| What you should do |
Reproduce the listing below verbatim.

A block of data

----

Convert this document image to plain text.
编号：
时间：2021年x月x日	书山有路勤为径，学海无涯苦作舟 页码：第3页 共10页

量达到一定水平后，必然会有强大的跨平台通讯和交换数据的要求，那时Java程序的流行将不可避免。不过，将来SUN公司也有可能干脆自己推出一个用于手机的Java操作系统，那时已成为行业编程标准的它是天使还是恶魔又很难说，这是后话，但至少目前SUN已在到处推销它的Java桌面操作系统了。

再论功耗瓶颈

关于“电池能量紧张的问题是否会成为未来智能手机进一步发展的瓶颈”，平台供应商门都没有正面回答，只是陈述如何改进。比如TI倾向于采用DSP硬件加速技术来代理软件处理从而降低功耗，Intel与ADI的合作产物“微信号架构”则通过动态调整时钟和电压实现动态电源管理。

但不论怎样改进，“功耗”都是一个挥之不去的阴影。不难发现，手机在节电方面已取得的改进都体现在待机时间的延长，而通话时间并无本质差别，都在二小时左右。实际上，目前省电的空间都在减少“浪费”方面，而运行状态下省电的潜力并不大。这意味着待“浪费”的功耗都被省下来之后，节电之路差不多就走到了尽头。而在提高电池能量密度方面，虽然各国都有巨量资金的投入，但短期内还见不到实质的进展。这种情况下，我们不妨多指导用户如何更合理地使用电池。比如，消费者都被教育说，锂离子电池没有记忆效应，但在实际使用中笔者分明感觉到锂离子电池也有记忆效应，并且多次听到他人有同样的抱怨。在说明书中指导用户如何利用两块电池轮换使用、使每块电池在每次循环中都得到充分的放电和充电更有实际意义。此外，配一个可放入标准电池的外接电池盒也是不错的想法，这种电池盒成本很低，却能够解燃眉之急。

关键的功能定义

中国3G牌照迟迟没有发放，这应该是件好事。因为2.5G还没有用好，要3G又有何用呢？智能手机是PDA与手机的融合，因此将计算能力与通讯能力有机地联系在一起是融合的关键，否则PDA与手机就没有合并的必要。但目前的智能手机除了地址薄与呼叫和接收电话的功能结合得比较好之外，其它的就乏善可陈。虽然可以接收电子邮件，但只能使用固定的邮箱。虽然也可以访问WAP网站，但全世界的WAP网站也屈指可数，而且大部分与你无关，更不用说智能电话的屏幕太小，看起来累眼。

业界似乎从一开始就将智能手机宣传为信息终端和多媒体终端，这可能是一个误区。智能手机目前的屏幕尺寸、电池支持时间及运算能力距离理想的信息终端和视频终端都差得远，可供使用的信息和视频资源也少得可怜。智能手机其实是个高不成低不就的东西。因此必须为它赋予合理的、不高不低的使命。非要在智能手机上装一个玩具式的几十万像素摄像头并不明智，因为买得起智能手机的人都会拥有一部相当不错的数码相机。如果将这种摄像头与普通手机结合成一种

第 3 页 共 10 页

----

| Exercise output |
Convert this document image to plain text.
编号：
时间：2021年x月x日	书山有路勤为径，学海无涯苦作舟 页码：第3页 共10页

量达到一定水平后，必然会有强大的跨平台通讯和交换数据的要求，那时Java程序的流行将不可避免。不过，将来SUN公司也有可能干脆自己推出一个用于手机的Java操作系统，那时已成为行业编程标准的它是天使还是恶魔又很难说，这是后话，但至少目前SUN已在到处推销它的Java桌面操作系统了。

再论功耗瓶颈

关于“电池能量紧张的问题是否会成为未来智能手机进一步发展的瓶颈”，平台供应商门都没有正面回答，只是陈述如何改进。比如TI倾向于采用DSP硬件加速技术来代理软件处理从而降低功耗，Intel与ADI的合作产物“微信号架构”则通过动态调整时钟和电压实现动态电源管理。

但不论怎样改进，“功耗”都是一个挥之不去的阴影。不难发现，手机在节电方面已取得的改进都体现在待机时间的延长，而通话时间并无本质差别，都在二小时左右。实际上，目前省电的空间都在减少“浪费”方面，而运行状态下省电的潜力并不大。这意味着待“浪费”的功耗都被省下来之后，节电之路差不多就走到了尽头。而在提高电池能量密度方面，虽然各国都有巨量资金的投入，但短期内还见不到实质的进展。这种情况下，我们不妨多指导用户如何更合理地使用电池。比如，消费者都被教育说，锂离子电池没有记忆效应，但在实际使用中笔者分明感觉到锂离子电池也有记忆效应，并且多次听到他人有同样的抱怨。在说明书中指导用户如何利用两块电池轮换使用、使每块电池在每次循环中都得到充分的放电和充电更有实际意义。此外，配一个可放入标准电池的外接电池盒也是不错的想法，这种电池盒成本很低，却能够解燃眉之急。

关键的功能定义

中国3G牌照迟迟没有发放，这应该是件好事。因为2.5G还没有用好，要3G又有何用呢？智能手机是PDA与手机的融合，因此将计算能力与通讯能力有机地联系在一起是融合的关键，否则PDA与手机就没有合并的必要。但目前的智能手机除了地址薄与呼叫和接收电话的功能结合得比较好之外，其它的就乏善可陈。虽然可以接收电子邮件，但只能使用固定的邮箱。虽然也可以访问WAP网站，但全世界的WAP网站也屈指可数，而且大部分与你无关，更不用说智能电话的屏幕太小，看起来累眼。

业界似乎从一开始就将智能手机宣传为信息终端和多媒体终端，这可能是一个误区。智能手机目前的屏幕尺寸、电池支持时间及运算能力距离理想的信息终端和视频终端都差得远，可供使用的信息和视频资源也少得可怜。智能手机其实是个高不成低不就的东西。因此必须为它赋予合理的、不高不低的使命。非要在智能手机上装一个玩具式的几十万像素摄像头并不明智，因为买得起智能手机的人都会拥有一部相当不错的数码相机。如果将这种摄像头与普通手机结合成一种

第 3 页 共 10 页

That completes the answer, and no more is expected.